◆ DATA FOR PROCESSING:
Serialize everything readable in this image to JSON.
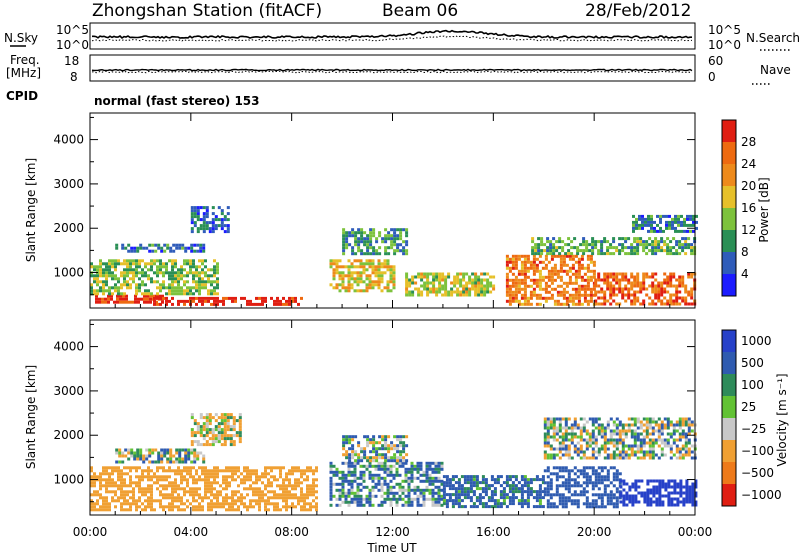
{
  "header": {
    "station": "Zhongshan Station (fitACF)",
    "beam": "Beam 06",
    "date": "28/Feb/2012"
  },
  "status_panels": {
    "nsky_label": "N.Sky",
    "nsearch_label": "N.Search",
    "noise_ticks_left": [
      "10^5",
      "10^0"
    ],
    "noise_ticks_right": [
      "10^5",
      "10^0"
    ],
    "freq_label_1": "Freq.",
    "freq_label_2": "[MHz]",
    "freq_ticks": [
      "18",
      "8"
    ],
    "nave_label": "Nave",
    "nave_ticks": [
      "60",
      "0"
    ],
    "cpid_label": "CPID",
    "cpid_text": "normal (fast stereo) 153"
  },
  "colorbars": {
    "power": {
      "label": "Power [dB]",
      "ticks": [
        "28",
        "24",
        "20",
        "16",
        "12",
        "8",
        "4"
      ],
      "colors": [
        "#1c1cff",
        "#2f5cba",
        "#2a8f55",
        "#7dc23c",
        "#e6c02a",
        "#ee8a1b",
        "#ee6a10",
        "#e01e12"
      ]
    },
    "velocity": {
      "label": "Velocity [m s⁻¹]",
      "ticks": [
        "1000",
        "500",
        "100",
        "25",
        "−25",
        "−100",
        "−500",
        "−1000"
      ],
      "colors": [
        "#2741c9",
        "#2f5bb0",
        "#2e8b5a",
        "#62c234",
        "#c8c8c8",
        "#f0a033",
        "#ee7a1a",
        "#e01e12"
      ]
    }
  },
  "axes": {
    "ylabel": "Slant Range [km]",
    "xlabel": "Time UT",
    "y_ticks": [
      "1000",
      "2000",
      "3000",
      "4000"
    ],
    "x_ticks": [
      "00:00",
      "04:00",
      "08:00",
      "12:00",
      "16:00",
      "20:00",
      "00:00"
    ]
  },
  "chart_data": [
    {
      "type": "heatmap",
      "title": "Power",
      "xlabel": "Time UT",
      "ylabel": "Slant Range [km]",
      "xlim": [
        0,
        24
      ],
      "ylim": [
        200,
        4600
      ],
      "colorbar_range_dB": [
        0,
        32
      ],
      "regions": [
        {
          "t": [
            0.2,
            3.0
          ],
          "r": [
            300,
            500
          ],
          "value": 30
        },
        {
          "t": [
            2.5,
            8.5
          ],
          "r": [
            300,
            450
          ],
          "value": 30
        },
        {
          "t": [
            0.0,
            5.0
          ],
          "r": [
            500,
            1300
          ],
          "value": 14
        },
        {
          "t": [
            1.0,
            4.5
          ],
          "r": [
            1450,
            1650
          ],
          "value": 8
        },
        {
          "t": [
            4.0,
            5.5
          ],
          "r": [
            1900,
            2500
          ],
          "value": 6
        },
        {
          "t": [
            9.5,
            12.0
          ],
          "r": [
            600,
            1300
          ],
          "value": 18
        },
        {
          "t": [
            10.0,
            12.5
          ],
          "r": [
            1400,
            2000
          ],
          "value": 10
        },
        {
          "t": [
            12.5,
            16.0
          ],
          "r": [
            500,
            1000
          ],
          "value": 16
        },
        {
          "t": [
            16.5,
            20.0
          ],
          "r": [
            300,
            1400
          ],
          "value": 24
        },
        {
          "t": [
            20.0,
            24.0
          ],
          "r": [
            300,
            1000
          ],
          "value": 26
        },
        {
          "t": [
            17.5,
            24.0
          ],
          "r": [
            1400,
            1800
          ],
          "value": 12
        },
        {
          "t": [
            21.5,
            24.0
          ],
          "r": [
            1900,
            2300
          ],
          "value": 8
        }
      ]
    },
    {
      "type": "heatmap",
      "title": "Velocity",
      "xlabel": "Time UT",
      "ylabel": "Slant Range [km]",
      "xlim": [
        0,
        24
      ],
      "ylim": [
        200,
        4600
      ],
      "colorbar_range_ms": [
        -1000,
        1000
      ],
      "regions": [
        {
          "t": [
            0.0,
            9.0
          ],
          "r": [
            300,
            1300
          ],
          "value": -300
        },
        {
          "t": [
            1.0,
            4.5
          ],
          "r": [
            1400,
            1700
          ],
          "value": 0
        },
        {
          "t": [
            4.0,
            6.0
          ],
          "r": [
            1800,
            2500
          ],
          "value": -100
        },
        {
          "t": [
            9.5,
            14.0
          ],
          "r": [
            400,
            1400
          ],
          "value": 100
        },
        {
          "t": [
            10.0,
            12.5
          ],
          "r": [
            1400,
            2000
          ],
          "value": 0
        },
        {
          "t": [
            14.0,
            18.0
          ],
          "r": [
            400,
            1100
          ],
          "value": 200
        },
        {
          "t": [
            18.0,
            21.0
          ],
          "r": [
            400,
            1300
          ],
          "value": 300
        },
        {
          "t": [
            21.0,
            24.0
          ],
          "r": [
            400,
            1000
          ],
          "value": 800
        },
        {
          "t": [
            18.0,
            24.0
          ],
          "r": [
            1500,
            2400
          ],
          "value": 0
        }
      ]
    }
  ]
}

◆ CHALLENGE:
Using the material above, set down every line exactly, but skip the pictures.

◆ ANSWER TO THIS TASK:
Serialize everything readable in this image to JSON.
{
  "header": {
    "station": "Zhongshan Station (fitACF)",
    "beam": "Beam 06",
    "date": "28/Feb/2012"
  },
  "status_panels": {
    "nsky_label": "N.Sky",
    "nsearch_label": "N.Search",
    "noise_ticks_left": [
      "10^5",
      "10^0"
    ],
    "noise_ticks_right": [
      "10^5",
      "10^0"
    ],
    "freq_label_1": "Freq.",
    "freq_label_2": "[MHz]",
    "freq_ticks": [
      "18",
      "8"
    ],
    "nave_label": "Nave",
    "nave_ticks": [
      "60",
      "0"
    ],
    "cpid_label": "CPID",
    "cpid_text": "normal (fast stereo) 153"
  },
  "colorbars": {
    "power": {
      "label": "Power [dB]",
      "ticks": [
        "28",
        "24",
        "20",
        "16",
        "12",
        "8",
        "4"
      ],
      "colors": [
        "#1c1cff",
        "#2f5cba",
        "#2a8f55",
        "#7dc23c",
        "#e6c02a",
        "#ee8a1b",
        "#ee6a10",
        "#e01e12"
      ]
    },
    "velocity": {
      "label": "Velocity [m s⁻¹]",
      "ticks": [
        "1000",
        "500",
        "100",
        "25",
        "−25",
        "−100",
        "−500",
        "−1000"
      ],
      "colors": [
        "#2741c9",
        "#2f5bb0",
        "#2e8b5a",
        "#62c234",
        "#c8c8c8",
        "#f0a033",
        "#ee7a1a",
        "#e01e12"
      ]
    }
  },
  "axes": {
    "ylabel": "Slant Range [km]",
    "xlabel": "Time UT",
    "y_ticks": [
      "1000",
      "2000",
      "3000",
      "4000"
    ],
    "x_ticks": [
      "00:00",
      "04:00",
      "08:00",
      "12:00",
      "16:00",
      "20:00",
      "00:00"
    ]
  },
  "chart_data": [
    {
      "type": "heatmap",
      "title": "Power",
      "xlabel": "Time UT",
      "ylabel": "Slant Range [km]",
      "xlim": [
        0,
        24
      ],
      "ylim": [
        200,
        4600
      ],
      "colorbar_range_dB": [
        0,
        32
      ],
      "regions": [
        {
          "t": [
            0.2,
            3.0
          ],
          "r": [
            300,
            500
          ],
          "value": 30
        },
        {
          "t": [
            2.5,
            8.5
          ],
          "r": [
            300,
            450
          ],
          "value": 30
        },
        {
          "t": [
            0.0,
            5.0
          ],
          "r": [
            500,
            1300
          ],
          "value": 14
        },
        {
          "t": [
            1.0,
            4.5
          ],
          "r": [
            1450,
            1650
          ],
          "value": 8
        },
        {
          "t": [
            4.0,
            5.5
          ],
          "r": [
            1900,
            2500
          ],
          "value": 6
        },
        {
          "t": [
            9.5,
            12.0
          ],
          "r": [
            600,
            1300
          ],
          "value": 18
        },
        {
          "t": [
            10.0,
            12.5
          ],
          "r": [
            1400,
            2000
          ],
          "value": 10
        },
        {
          "t": [
            12.5,
            16.0
          ],
          "r": [
            500,
            1000
          ],
          "value": 16
        },
        {
          "t": [
            16.5,
            20.0
          ],
          "r": [
            300,
            1400
          ],
          "value": 24
        },
        {
          "t": [
            20.0,
            24.0
          ],
          "r": [
            300,
            1000
          ],
          "value": 26
        },
        {
          "t": [
            17.5,
            24.0
          ],
          "r": [
            1400,
            1800
          ],
          "value": 12
        },
        {
          "t": [
            21.5,
            24.0
          ],
          "r": [
            1900,
            2300
          ],
          "value": 8
        }
      ]
    },
    {
      "type": "heatmap",
      "title": "Velocity",
      "xlabel": "Time UT",
      "ylabel": "Slant Range [km]",
      "xlim": [
        0,
        24
      ],
      "ylim": [
        200,
        4600
      ],
      "colorbar_range_ms": [
        -1000,
        1000
      ],
      "regions": [
        {
          "t": [
            0.0,
            9.0
          ],
          "r": [
            300,
            1300
          ],
          "value": -300
        },
        {
          "t": [
            1.0,
            4.5
          ],
          "r": [
            1400,
            1700
          ],
          "value": 0
        },
        {
          "t": [
            4.0,
            6.0
          ],
          "r": [
            1800,
            2500
          ],
          "value": -100
        },
        {
          "t": [
            9.5,
            14.0
          ],
          "r": [
            400,
            1400
          ],
          "value": 100
        },
        {
          "t": [
            10.0,
            12.5
          ],
          "r": [
            1400,
            2000
          ],
          "value": 0
        },
        {
          "t": [
            14.0,
            18.0
          ],
          "r": [
            400,
            1100
          ],
          "value": 200
        },
        {
          "t": [
            18.0,
            21.0
          ],
          "r": [
            400,
            1300
          ],
          "value": 300
        },
        {
          "t": [
            21.0,
            24.0
          ],
          "r": [
            400,
            1000
          ],
          "value": 800
        },
        {
          "t": [
            18.0,
            24.0
          ],
          "r": [
            1500,
            2400
          ],
          "value": 0
        }
      ]
    }
  ]
}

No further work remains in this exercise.